## SELECTED EXTRACT
· · · · · · ·
Confidential, Indianapolis, Indiana
Database/BI developer
Environment: s: SQL server 2008, Oracle database 11g, TSQL, SSMS, SSRS, SharePoint, SSIS, TFS
Responsibilities:
- Worked with business stakeholders, application developers, and production teams and across functional units to identify business needs and discuss solution option.
- Created SQL stored procedures, temp tables, and views for the development of reports.
- Created complex T-SQL queries to work with different business requirements using joins, sub-queries, common table expression (CTE), ranking function such as Row number(), window functions such as Lead/Lag, advanced aggregation functions such as Rollup, cube.
- Performance tuning with SQL queries by creating various clustered, non-clustered indexes, columnstore index according to table structure.
- Developed over 20 SSRS reports with visualization features including bar charts(stacked), pie charts, line charts and conditional formatting.
· · · · · · ·
## INFORMATION PROVIDED
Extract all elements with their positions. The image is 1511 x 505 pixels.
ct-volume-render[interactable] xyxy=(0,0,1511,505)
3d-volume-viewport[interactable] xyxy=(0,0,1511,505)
· · · · · · ·
## PARTS OF THE EXERCISE
1. According to the Database/BI developer excerpt, how many SSRS reports were developed?
2. Print the passage of the Database/BI developer excerpt starting at "- Created complex" and ending at "to table structure.".

## SOLUTIONS TO THE PROBLEMS
1. Over 20 SSRS reports.

2.
- Created complex T-SQL queries to work with different business requirements using joins, sub-queries, common table expression (CTE), ranking function such as Row number(), window functions such as Lead/Lag, advanced aggregation functions such as Rollup, cube.
- Performance tuning with SQL queries by creating various clustered, non-clustered indexes, columnstore index according to table structure.